→ MATERIAL TO PROCESS
--
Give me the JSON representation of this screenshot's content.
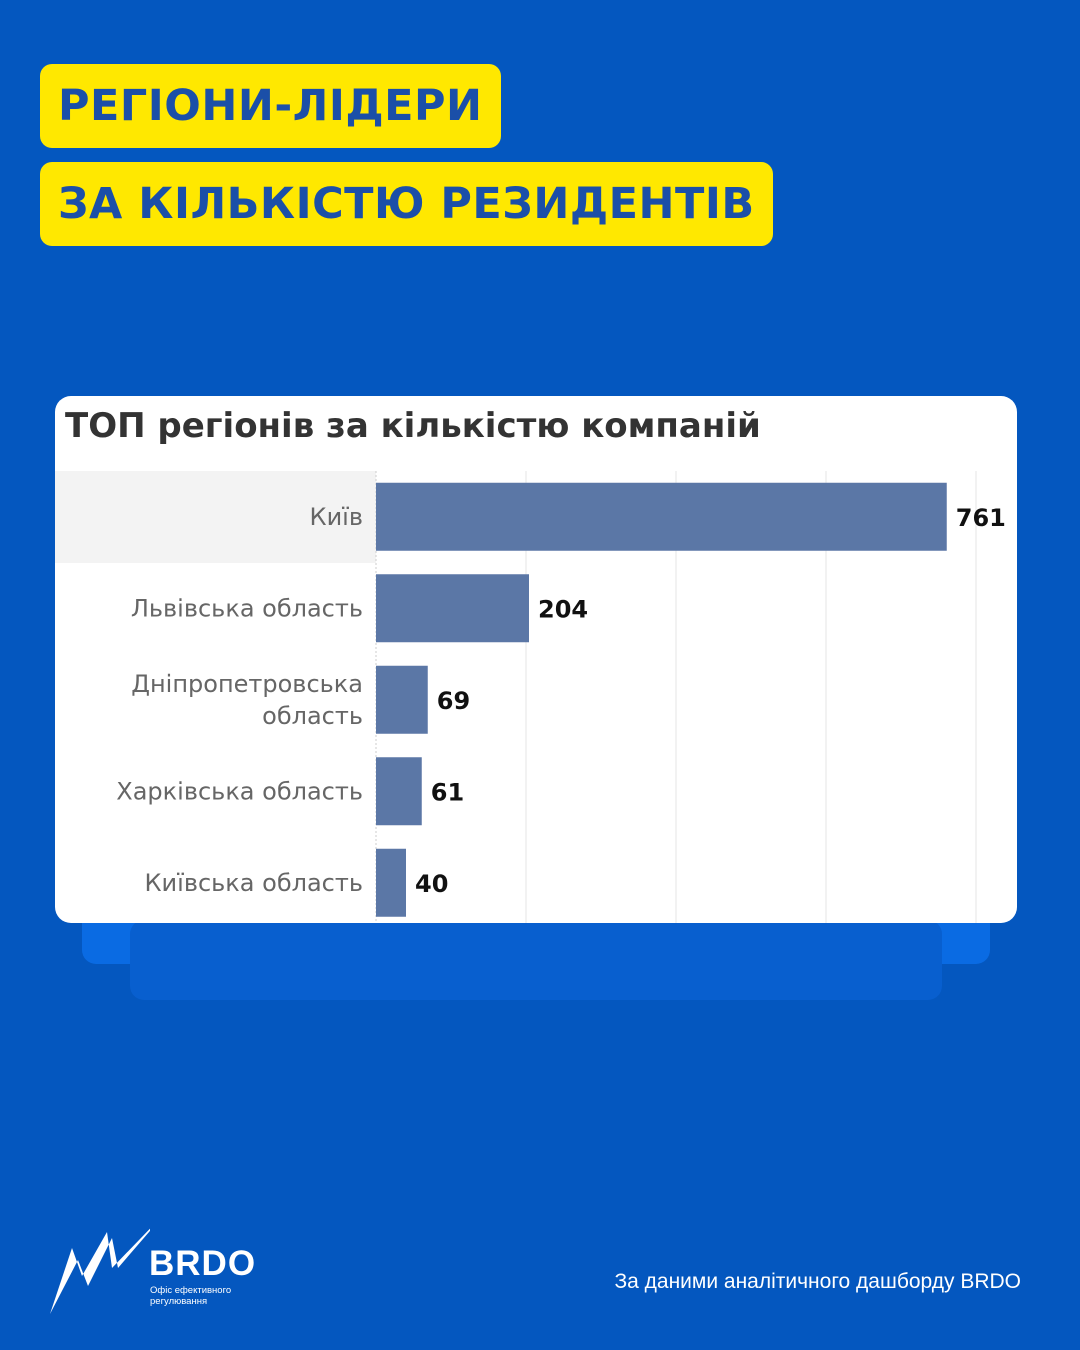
{
  "header": {
    "line1": "РЕГІОНИ-ЛІДЕРИ",
    "line2": "ЗА КІЛЬКІСТЮ РЕЗИДЕНТІВ"
  },
  "colors": {
    "background": "#0457BF",
    "pill": "#FFE800",
    "pill_text": "#1B4FA8",
    "bar": "#5B77A6"
  },
  "chart_data": {
    "type": "bar",
    "orientation": "horizontal",
    "title": "ТОП регіонів за кількістю компаній",
    "categories": [
      "Київ",
      "Львівська область",
      "Дніпропетровська область",
      "Харківська область",
      "Київська область"
    ],
    "values": [
      761,
      204,
      69,
      61,
      40
    ],
    "xlim": [
      0,
      800
    ],
    "grid": true,
    "data_labels": true
  },
  "footer": {
    "brand": "BRDO",
    "tagline": "Офіс ефективного регулювання",
    "source": "За даними аналітичного дашборду BRDO"
  }
}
--
→ THE PROBLEM
Reproduce the listing above exactly, excluding all pictures.

→ OUTPUT FOR THIS EXERCISE
Give me the JSON representation of this screenshot's content.
{
  "header": {
    "line1": "РЕГІОНИ-ЛІДЕРИ",
    "line2": "ЗА КІЛЬКІСТЮ РЕЗИДЕНТІВ"
  },
  "colors": {
    "background": "#0457BF",
    "pill": "#FFE800",
    "pill_text": "#1B4FA8",
    "bar": "#5B77A6"
  },
  "chart_data": {
    "type": "bar",
    "orientation": "horizontal",
    "title": "ТОП регіонів за кількістю компаній",
    "categories": [
      "Київ",
      "Львівська область",
      "Дніпропетровська область",
      "Харківська область",
      "Київська область"
    ],
    "values": [
      761,
      204,
      69,
      61,
      40
    ],
    "xlim": [
      0,
      800
    ],
    "grid": true,
    "data_labels": true
  },
  "footer": {
    "brand": "BRDO",
    "tagline": "Офіс ефективного регулювання",
    "source": "За даними аналітичного дашборду BRDO"
  }
}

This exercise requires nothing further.